Set exercise:
Locate the lines that hold the string "словами". Copy every such line.
start
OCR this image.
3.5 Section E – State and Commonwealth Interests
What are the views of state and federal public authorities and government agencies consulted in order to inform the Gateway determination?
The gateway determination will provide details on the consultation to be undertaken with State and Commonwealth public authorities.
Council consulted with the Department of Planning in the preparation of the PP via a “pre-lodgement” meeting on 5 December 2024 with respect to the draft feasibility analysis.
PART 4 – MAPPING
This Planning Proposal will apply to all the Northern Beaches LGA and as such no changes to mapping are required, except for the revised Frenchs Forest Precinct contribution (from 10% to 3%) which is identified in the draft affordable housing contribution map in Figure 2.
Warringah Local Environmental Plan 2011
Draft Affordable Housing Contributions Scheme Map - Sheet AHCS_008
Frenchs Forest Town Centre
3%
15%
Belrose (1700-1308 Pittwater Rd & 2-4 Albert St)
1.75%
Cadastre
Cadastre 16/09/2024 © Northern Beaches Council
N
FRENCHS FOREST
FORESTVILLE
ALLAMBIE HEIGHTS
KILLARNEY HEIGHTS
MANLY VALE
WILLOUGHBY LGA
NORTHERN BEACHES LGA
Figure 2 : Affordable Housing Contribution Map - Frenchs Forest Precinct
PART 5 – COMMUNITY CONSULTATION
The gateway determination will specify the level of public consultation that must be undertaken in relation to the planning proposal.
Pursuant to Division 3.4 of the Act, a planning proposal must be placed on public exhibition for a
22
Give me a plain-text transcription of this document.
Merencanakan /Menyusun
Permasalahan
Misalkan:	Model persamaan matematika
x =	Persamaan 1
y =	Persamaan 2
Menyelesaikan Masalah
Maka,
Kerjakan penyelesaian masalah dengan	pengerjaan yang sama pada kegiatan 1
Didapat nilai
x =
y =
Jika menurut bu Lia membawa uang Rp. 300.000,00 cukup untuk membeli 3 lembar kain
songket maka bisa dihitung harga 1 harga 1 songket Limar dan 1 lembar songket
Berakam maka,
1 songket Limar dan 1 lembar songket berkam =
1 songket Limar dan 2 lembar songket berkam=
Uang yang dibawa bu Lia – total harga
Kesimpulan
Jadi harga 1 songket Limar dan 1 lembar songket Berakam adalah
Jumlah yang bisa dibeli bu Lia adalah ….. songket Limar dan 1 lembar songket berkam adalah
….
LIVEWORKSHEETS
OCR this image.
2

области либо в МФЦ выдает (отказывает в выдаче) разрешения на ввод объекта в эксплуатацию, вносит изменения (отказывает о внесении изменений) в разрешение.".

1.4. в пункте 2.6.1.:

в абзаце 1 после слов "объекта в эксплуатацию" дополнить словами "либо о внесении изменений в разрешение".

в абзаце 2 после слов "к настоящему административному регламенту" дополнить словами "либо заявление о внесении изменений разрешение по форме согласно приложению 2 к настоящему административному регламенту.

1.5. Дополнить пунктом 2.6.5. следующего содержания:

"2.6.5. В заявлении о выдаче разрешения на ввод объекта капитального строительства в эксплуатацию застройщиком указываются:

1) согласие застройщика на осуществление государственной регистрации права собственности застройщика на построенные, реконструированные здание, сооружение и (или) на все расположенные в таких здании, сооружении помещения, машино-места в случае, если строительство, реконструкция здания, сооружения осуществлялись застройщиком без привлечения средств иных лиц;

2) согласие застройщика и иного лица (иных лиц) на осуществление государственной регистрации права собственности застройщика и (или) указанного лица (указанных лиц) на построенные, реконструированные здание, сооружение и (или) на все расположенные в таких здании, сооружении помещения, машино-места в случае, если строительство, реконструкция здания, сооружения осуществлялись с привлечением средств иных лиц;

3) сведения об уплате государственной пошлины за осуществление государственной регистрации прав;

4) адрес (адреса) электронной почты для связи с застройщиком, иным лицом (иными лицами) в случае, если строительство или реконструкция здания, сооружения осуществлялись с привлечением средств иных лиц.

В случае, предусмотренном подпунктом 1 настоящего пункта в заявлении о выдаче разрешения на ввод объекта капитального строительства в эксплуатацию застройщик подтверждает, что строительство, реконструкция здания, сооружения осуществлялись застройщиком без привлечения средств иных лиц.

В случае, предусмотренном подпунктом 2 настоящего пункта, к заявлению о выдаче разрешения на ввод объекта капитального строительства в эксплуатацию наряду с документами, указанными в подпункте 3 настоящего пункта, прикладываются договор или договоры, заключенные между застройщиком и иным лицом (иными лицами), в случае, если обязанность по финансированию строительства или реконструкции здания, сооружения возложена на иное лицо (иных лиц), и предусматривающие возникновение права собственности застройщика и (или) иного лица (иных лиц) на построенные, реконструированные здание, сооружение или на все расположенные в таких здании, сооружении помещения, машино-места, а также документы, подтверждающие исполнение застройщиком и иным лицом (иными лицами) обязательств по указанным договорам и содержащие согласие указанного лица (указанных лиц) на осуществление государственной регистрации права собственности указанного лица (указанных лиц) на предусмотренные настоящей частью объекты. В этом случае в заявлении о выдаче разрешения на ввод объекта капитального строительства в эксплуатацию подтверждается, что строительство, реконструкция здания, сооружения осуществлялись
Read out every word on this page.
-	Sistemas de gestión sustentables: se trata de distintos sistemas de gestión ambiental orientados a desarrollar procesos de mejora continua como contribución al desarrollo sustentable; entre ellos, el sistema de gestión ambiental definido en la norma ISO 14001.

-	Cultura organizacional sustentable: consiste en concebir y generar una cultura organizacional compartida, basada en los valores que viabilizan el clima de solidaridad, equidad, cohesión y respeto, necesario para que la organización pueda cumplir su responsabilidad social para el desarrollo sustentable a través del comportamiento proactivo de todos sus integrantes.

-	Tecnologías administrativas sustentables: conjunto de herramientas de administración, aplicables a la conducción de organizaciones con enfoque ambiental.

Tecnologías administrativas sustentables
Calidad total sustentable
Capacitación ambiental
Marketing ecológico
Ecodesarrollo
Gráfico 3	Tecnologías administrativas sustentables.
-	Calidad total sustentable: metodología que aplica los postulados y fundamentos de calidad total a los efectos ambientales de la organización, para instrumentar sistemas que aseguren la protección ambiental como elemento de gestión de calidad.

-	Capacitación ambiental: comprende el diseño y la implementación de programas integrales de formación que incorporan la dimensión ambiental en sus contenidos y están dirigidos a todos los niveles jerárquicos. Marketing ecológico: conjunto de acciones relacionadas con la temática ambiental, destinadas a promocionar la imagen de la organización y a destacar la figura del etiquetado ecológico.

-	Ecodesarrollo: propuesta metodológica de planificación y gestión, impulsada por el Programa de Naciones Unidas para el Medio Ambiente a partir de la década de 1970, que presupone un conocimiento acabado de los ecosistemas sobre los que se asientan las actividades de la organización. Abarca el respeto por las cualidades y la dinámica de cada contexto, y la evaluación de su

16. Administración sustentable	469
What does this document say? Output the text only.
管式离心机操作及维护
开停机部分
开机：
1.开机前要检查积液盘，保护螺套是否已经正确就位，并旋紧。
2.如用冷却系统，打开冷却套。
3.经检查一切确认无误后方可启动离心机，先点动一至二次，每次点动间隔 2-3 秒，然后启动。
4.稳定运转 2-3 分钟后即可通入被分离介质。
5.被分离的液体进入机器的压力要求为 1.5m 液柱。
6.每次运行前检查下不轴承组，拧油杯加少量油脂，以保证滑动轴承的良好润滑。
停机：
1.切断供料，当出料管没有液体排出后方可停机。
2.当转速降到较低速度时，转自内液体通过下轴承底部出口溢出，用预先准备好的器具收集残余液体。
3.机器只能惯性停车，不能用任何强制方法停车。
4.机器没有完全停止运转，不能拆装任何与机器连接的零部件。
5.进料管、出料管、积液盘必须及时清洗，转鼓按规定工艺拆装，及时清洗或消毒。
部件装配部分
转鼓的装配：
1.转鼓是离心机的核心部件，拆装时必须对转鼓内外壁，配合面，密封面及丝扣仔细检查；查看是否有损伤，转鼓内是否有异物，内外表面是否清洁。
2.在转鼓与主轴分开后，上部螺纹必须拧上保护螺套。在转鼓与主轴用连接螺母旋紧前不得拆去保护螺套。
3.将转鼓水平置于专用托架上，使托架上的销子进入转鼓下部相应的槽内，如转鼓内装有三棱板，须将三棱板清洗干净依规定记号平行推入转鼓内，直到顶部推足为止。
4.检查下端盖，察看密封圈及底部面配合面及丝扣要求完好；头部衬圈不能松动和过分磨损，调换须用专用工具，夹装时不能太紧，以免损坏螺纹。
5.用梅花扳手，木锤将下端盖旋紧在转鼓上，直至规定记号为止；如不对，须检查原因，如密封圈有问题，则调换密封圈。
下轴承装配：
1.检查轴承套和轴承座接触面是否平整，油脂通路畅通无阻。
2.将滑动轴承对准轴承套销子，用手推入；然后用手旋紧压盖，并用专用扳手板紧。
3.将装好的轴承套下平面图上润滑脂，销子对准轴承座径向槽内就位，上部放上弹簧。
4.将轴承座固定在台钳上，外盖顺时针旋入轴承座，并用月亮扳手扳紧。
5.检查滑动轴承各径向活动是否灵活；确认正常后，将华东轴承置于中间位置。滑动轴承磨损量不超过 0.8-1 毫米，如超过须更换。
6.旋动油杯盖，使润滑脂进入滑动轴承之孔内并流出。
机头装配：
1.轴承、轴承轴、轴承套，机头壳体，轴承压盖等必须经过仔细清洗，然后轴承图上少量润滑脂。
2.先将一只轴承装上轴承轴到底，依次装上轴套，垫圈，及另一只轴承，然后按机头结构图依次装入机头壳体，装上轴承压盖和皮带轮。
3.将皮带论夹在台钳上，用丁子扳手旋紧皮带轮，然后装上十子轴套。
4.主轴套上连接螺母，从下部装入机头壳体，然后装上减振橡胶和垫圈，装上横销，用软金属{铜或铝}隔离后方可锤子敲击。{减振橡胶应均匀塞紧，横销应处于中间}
end
Solution below:
в абзаце 1 после слов "объекта в эксплуатацию" дополнить словами "либо о внесении изменений в разрешение".
в абзаце 2 после слов "к настоящему административному регламенту" дополнить словами "либо заявление о внесении изменений разрешение по форме согласно приложению 2 к настоящему административному регламенту.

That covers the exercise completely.